# [Task instructions]
Write out the whole of the material exactly.

# [Information shown]
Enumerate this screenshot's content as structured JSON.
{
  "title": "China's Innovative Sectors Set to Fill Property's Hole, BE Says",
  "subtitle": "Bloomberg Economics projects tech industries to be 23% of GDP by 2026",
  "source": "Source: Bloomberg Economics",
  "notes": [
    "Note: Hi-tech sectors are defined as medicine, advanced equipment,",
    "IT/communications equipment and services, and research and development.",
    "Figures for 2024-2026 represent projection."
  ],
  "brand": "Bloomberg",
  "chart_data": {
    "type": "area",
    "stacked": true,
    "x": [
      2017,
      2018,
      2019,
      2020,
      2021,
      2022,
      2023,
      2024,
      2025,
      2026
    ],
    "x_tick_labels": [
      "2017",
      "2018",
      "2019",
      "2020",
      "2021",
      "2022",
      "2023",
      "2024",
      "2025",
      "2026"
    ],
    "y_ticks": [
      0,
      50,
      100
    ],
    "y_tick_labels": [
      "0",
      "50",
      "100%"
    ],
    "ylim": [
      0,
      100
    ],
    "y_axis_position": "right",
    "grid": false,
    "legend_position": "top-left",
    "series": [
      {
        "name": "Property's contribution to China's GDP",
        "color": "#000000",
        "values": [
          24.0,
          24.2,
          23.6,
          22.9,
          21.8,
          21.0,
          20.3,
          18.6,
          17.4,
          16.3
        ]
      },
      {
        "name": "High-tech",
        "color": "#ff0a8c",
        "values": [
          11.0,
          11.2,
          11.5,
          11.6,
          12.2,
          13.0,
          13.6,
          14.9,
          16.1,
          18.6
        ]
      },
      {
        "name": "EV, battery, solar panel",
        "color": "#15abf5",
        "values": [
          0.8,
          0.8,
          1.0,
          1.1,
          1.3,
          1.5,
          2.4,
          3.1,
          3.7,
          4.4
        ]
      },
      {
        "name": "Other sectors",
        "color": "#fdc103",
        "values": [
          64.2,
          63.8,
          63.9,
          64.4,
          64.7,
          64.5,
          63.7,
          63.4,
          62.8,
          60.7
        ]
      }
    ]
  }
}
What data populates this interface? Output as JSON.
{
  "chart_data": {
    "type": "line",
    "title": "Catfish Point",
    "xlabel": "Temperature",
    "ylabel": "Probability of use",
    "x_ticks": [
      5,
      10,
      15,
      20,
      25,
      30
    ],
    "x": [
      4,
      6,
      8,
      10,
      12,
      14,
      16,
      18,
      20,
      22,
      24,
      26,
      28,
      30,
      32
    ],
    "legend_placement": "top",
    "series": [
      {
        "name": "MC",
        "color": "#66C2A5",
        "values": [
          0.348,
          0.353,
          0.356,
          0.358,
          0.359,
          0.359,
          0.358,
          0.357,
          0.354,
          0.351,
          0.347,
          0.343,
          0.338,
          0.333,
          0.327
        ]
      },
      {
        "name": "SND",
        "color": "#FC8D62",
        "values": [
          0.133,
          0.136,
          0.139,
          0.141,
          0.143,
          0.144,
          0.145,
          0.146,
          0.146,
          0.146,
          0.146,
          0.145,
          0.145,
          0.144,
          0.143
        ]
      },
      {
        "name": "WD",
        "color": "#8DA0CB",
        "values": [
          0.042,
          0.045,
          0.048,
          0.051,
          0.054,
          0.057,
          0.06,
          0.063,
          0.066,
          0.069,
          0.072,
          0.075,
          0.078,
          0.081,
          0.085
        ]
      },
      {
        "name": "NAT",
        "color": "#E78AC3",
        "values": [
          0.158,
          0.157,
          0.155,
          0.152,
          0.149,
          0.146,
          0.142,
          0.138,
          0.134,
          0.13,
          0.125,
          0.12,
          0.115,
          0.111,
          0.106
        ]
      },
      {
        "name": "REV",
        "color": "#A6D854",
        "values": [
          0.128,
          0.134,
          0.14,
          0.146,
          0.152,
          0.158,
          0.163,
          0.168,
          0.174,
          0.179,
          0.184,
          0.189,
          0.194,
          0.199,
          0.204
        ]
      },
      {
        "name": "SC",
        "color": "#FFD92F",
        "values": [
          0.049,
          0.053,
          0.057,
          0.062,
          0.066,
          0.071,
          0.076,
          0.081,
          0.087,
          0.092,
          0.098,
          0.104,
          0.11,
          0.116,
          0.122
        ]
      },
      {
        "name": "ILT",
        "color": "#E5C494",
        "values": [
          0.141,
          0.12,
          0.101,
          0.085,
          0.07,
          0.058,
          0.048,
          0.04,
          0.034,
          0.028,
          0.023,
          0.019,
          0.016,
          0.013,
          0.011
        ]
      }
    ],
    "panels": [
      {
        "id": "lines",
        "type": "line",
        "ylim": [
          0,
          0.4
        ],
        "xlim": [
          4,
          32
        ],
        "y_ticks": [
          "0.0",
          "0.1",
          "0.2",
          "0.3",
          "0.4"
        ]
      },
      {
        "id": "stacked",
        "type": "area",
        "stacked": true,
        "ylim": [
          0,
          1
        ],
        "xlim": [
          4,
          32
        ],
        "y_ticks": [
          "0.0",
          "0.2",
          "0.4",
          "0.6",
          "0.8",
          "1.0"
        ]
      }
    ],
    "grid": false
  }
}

# [Worked solution]
Enumerate this screenshot's content as structured JSON.
{
  "title": "China's Innovative Sectors Set to Fill Property's Hole, BE Says",
  "subtitle": "Bloomberg Economics projects tech industries to be 23% of GDP by 2026",
  "source": "Source: Bloomberg Economics",
  "notes": [
    "Note: Hi-tech sectors are defined as medicine, advanced equipment,",
    "IT/communications equipment and services, and research and development.",
    "Figures for 2024-2026 represent projection."
  ],
  "brand": "Bloomberg",
  "chart_data": {
    "type": "area",
    "stacked": true,
    "x": [
      2017,
      2018,
      2019,
      2020,
      2021,
      2022,
      2023,
      2024,
      2025,
      2026
    ],
    "x_tick_labels": [
      "2017",
      "2018",
      "2019",
      "2020",
      "2021",
      "2022",
      "2023",
      "2024",
      "2025",
      "2026"
    ],
    "y_ticks": [
      0,
      50,
      100
    ],
    "y_tick_labels": [
      "0",
      "50",
      "100%"
    ],
    "ylim": [
      0,
      100
    ],
    "y_axis_position": "right",
    "grid": false,
    "legend_position": "top-left",
    "series": [
      {
        "name": "Property's contribution to China's GDP",
        "color": "#000000",
        "values": [
          24.0,
          24.2,
          23.6,
          22.9,
          21.8,
          21.0,
          20.3,
          18.6,
          17.4,
          16.3
        ]
      },
      {
        "name": "High-tech",
        "color": "#ff0a8c",
        "values": [
          11.0,
          11.2,
          11.5,
          11.6,
          12.2,
          13.0,
          13.6,
          14.9,
          16.1,
          18.6
        ]
      },
      {
        "name": "EV, battery, solar panel",
        "color": "#15abf5",
        "values": [
          0.8,
          0.8,
          1.0,
          1.1,
          1.3,
          1.5,
          2.4,
          3.1,
          3.7,
          4.4
        ]
      },
      {
        "name": "Other sectors",
        "color": "#fdc103",
        "values": [
          64.2,
          63.8,
          63.9,
          64.4,
          64.7,
          64.5,
          63.7,
          63.4,
          62.8,
          60.7
        ]
      }
    ]
  }
}
What data populates this interface? Output as JSON.
{
  "chart_data": {
    "type": "line",
    "title": "Catfish Point",
    "xlabel": "Temperature",
    "ylabel": "Probability of use",
    "x_ticks": [
      5,
      10,
      15,
      20,
      25,
      30
    ],
    "x": [
      4,
      6,
      8,
      10,
      12,
      14,
      16,
      18,
      20,
      22,
      24,
      26,
      28,
      30,
      32
    ],
    "legend_placement": "top",
    "series": [
      {
        "name": "MC",
        "color": "#66C2A5",
        "values": [
          0.348,
          0.353,
          0.356,
          0.358,
          0.359,
          0.359,
          0.358,
          0.357,
          0.354,
          0.351,
          0.347,
          0.343,
          0.338,
          0.333,
          0.327
        ]
      },
      {
        "name": "SND",
        "color": "#FC8D62",
        "values": [
          0.133,
          0.136,
          0.139,
          0.141,
          0.143,
          0.144,
          0.145,
          0.146,
          0.146,
          0.146,
          0.146,
          0.145,
          0.145,
          0.144,
          0.143
        ]
      },
      {
        "name": "WD",
        "color": "#8DA0CB",
        "values": [
          0.042,
          0.045,
          0.048,
          0.051,
          0.054,
          0.057,
          0.06,
          0.063,
          0.066,
          0.069,
          0.072,
          0.075,
          0.078,
          0.081,
          0.085
        ]
      },
      {
        "name": "NAT",
        "color": "#E78AC3",
        "values": [
          0.158,
          0.157,
          0.155,
          0.152,
          0.149,
          0.146,
          0.142,
          0.138,
          0.134,
          0.13,
          0.125,
          0.12,
          0.115,
          0.111,
          0.106
        ]
      },
      {
        "name": "REV",
        "color": "#A6D854",
        "values": [
          0.128,
          0.134,
          0.14,
          0.146,
          0.152,
          0.158,
          0.163,
          0.168,
          0.174,
          0.179,
          0.184,
          0.189,
          0.194,
          0.199,
          0.204
        ]
      },
      {
        "name": "SC",
        "color": "#FFD92F",
        "values": [
          0.049,
          0.053,
          0.057,
          0.062,
          0.066,
          0.071,
          0.076,
          0.081,
          0.087,
          0.092,
          0.098,
          0.104,
          0.11,
          0.116,
          0.122
        ]
      },
      {
        "name": "ILT",
        "color": "#E5C494",
        "values": [
          0.141,
          0.12,
          0.101,
          0.085,
          0.07,
          0.058,
          0.048,
          0.04,
          0.034,
          0.028,
          0.023,
          0.019,
          0.016,
          0.013,
          0.011
        ]
      }
    ],
    "panels": [
      {
        "id": "lines",
        "type": "line",
        "ylim": [
          0,
          0.4
        ],
        "xlim": [
          4,
          32
        ],
        "y_ticks": [
          "0.0",
          "0.1",
          "0.2",
          "0.3",
          "0.4"
        ]
      },
      {
        "id": "stacked",
        "type": "area",
        "stacked": true,
        "ylim": [
          0,
          1
        ],
        "xlim": [
          4,
          32
        ],
        "y_ticks": [
          "0.0",
          "0.2",
          "0.4",
          "0.6",
          "0.8",
          "1.0"
        ]
      }
    ],
    "grid": false
  }
}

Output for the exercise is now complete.